▸ WRITTEN PROBLEM
Quote, verbatim, all material below, without pictures.

(Items from a data source)
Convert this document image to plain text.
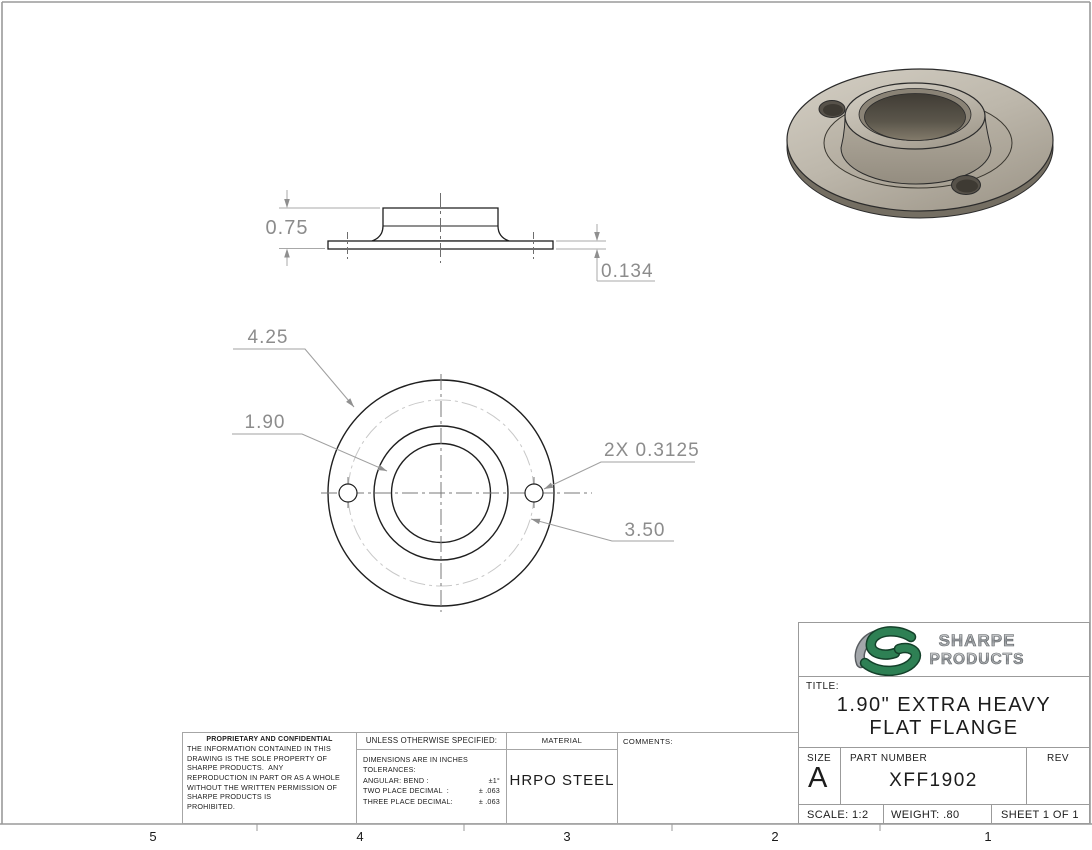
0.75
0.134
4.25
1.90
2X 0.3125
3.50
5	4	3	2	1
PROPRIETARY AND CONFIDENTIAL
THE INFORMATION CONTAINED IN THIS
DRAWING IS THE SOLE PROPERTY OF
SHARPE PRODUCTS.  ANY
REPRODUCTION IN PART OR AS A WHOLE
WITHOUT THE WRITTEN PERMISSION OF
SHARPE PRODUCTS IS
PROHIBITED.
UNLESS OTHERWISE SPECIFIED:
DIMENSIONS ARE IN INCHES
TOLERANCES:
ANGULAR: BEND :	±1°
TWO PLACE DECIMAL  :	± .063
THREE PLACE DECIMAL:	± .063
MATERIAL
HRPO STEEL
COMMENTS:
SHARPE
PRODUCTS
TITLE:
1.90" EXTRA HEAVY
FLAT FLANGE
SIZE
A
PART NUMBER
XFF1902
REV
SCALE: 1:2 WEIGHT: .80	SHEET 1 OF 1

▸ CORRECT OUTPUT
Convert this document image to plain text.
0.75
0.134
4.25
1.90
2X 0.3125
3.50
5	4	3	2	1
PROPRIETARY AND CONFIDENTIAL
THE INFORMATION CONTAINED IN THIS
DRAWING IS THE SOLE PROPERTY OF
SHARPE PRODUCTS.  ANY
REPRODUCTION IN PART OR AS A WHOLE
WITHOUT THE WRITTEN PERMISSION OF
SHARPE PRODUCTS IS
PROHIBITED.
UNLESS OTHERWISE SPECIFIED:
DIMENSIONS ARE IN INCHES
TOLERANCES:
ANGULAR: BEND :	±1°
TWO PLACE DECIMAL  :	± .063
THREE PLACE DECIMAL:	± .063
MATERIAL
HRPO STEEL
COMMENTS:
SHARPE
PRODUCTS
TITLE:
1.90" EXTRA HEAVY
FLAT FLANGE
SIZE
A
PART NUMBER
XFF1902
REV
SCALE: 1:2 WEIGHT: .80	SHEET 1 OF 1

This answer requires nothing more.